• **Source records**:

------

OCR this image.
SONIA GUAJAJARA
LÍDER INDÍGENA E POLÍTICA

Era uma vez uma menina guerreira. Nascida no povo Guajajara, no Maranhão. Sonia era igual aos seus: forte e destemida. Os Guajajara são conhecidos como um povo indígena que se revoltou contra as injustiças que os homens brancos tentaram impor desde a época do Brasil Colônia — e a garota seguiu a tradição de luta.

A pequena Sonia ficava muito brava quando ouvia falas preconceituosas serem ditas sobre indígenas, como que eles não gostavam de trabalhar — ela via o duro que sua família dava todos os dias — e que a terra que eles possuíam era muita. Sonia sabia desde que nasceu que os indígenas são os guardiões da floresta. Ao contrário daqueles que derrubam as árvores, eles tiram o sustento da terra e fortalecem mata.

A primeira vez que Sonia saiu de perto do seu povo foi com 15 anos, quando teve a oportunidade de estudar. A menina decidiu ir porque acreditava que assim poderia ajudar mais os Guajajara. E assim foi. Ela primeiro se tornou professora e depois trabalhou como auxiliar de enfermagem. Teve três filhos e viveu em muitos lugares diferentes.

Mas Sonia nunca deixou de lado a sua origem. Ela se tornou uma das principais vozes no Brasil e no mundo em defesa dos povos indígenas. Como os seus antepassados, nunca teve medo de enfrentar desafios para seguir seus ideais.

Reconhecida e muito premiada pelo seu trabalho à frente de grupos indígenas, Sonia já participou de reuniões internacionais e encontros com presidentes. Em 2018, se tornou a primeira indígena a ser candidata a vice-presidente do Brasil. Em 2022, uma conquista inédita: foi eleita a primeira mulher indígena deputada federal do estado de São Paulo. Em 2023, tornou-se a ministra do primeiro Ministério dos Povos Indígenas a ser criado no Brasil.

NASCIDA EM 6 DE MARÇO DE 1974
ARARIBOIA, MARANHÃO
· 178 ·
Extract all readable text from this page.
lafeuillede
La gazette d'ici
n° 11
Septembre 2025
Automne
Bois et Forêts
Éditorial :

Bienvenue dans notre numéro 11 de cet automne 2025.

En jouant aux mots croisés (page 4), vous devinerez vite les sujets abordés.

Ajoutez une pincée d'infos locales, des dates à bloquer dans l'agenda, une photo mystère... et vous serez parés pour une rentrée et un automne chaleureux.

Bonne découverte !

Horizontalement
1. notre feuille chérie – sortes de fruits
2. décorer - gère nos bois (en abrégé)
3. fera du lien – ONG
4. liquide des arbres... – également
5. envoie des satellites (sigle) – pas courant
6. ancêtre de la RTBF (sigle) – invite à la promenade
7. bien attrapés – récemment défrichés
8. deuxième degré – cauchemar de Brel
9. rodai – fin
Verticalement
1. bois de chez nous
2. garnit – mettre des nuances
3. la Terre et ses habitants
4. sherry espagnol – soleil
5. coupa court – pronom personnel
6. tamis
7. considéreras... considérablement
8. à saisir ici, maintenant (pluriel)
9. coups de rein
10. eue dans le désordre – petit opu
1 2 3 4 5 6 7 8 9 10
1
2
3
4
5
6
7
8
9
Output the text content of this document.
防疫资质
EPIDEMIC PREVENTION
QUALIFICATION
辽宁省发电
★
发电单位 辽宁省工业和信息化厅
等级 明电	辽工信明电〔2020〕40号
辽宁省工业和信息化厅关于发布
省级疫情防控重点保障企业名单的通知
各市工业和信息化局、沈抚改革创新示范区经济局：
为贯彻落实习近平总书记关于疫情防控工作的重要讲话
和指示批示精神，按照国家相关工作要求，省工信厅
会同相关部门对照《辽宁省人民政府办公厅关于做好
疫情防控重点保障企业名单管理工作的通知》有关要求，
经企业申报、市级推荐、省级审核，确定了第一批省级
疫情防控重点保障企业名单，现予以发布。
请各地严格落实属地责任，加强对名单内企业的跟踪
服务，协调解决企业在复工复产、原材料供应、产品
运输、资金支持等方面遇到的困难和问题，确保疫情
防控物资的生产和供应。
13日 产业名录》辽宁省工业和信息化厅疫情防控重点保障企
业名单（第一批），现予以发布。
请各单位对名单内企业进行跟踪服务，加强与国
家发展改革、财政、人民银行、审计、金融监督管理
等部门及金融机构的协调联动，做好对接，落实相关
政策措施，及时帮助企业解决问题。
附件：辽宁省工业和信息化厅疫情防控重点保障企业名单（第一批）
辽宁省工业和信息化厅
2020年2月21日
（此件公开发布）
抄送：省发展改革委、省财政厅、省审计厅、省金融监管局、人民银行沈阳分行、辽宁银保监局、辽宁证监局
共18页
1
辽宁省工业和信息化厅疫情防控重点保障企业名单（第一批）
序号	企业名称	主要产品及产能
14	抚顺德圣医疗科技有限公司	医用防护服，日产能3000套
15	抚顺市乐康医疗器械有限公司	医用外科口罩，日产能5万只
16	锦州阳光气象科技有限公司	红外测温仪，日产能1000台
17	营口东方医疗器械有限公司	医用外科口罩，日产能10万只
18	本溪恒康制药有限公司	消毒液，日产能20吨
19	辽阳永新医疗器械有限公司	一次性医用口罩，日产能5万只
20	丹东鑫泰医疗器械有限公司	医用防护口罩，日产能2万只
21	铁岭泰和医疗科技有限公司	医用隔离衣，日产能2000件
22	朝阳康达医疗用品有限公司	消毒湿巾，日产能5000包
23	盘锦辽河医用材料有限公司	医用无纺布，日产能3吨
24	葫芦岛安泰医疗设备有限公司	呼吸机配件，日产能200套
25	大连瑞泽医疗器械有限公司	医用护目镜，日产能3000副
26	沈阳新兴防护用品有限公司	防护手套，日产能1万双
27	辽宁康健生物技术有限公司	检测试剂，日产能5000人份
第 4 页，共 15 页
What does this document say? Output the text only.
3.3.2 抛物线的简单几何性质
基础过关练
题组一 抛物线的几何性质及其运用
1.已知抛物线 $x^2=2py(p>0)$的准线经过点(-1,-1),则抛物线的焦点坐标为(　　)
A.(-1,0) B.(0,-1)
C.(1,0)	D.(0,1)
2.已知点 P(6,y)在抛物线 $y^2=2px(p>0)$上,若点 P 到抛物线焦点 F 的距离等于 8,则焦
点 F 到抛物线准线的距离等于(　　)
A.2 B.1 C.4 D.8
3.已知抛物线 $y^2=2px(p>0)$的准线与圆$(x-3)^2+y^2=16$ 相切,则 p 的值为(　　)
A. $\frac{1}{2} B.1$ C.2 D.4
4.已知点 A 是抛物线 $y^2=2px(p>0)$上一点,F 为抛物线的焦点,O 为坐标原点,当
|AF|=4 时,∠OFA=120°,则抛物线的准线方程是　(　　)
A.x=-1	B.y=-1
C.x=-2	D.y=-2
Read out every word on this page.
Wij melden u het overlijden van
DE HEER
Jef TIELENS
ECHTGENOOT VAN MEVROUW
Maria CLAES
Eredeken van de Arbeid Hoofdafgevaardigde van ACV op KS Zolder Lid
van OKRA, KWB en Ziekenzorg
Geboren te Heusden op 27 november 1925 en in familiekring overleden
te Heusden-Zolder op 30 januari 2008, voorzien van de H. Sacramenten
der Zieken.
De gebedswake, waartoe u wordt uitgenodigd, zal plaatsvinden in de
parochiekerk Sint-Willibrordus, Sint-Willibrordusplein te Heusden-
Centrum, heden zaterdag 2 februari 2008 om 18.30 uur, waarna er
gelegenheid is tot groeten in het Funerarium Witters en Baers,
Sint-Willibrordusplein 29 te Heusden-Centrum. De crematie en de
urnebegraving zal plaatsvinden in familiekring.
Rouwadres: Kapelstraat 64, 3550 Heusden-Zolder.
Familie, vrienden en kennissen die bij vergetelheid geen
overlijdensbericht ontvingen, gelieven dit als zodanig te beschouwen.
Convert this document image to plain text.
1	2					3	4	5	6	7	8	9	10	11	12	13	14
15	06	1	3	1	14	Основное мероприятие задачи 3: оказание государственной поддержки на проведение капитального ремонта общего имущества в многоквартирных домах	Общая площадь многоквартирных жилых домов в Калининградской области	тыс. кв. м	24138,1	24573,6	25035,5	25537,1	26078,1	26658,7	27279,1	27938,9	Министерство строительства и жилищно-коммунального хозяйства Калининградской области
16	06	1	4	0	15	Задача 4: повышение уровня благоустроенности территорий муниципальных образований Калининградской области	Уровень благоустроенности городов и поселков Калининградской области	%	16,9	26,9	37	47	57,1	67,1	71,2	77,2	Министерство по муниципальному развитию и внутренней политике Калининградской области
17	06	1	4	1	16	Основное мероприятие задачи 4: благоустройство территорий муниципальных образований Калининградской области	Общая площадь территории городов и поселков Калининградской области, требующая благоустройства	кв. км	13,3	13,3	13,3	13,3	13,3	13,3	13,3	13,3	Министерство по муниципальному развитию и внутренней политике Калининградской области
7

------

• **GOAL**:
All lines of the data above that include the word "familiekring" must be shown.

• **FULL OUTPUT**:
Geboren te Heusden op 27 november 1925 en in familiekring overleden
urnebegraving zal plaatsvinden in familiekring.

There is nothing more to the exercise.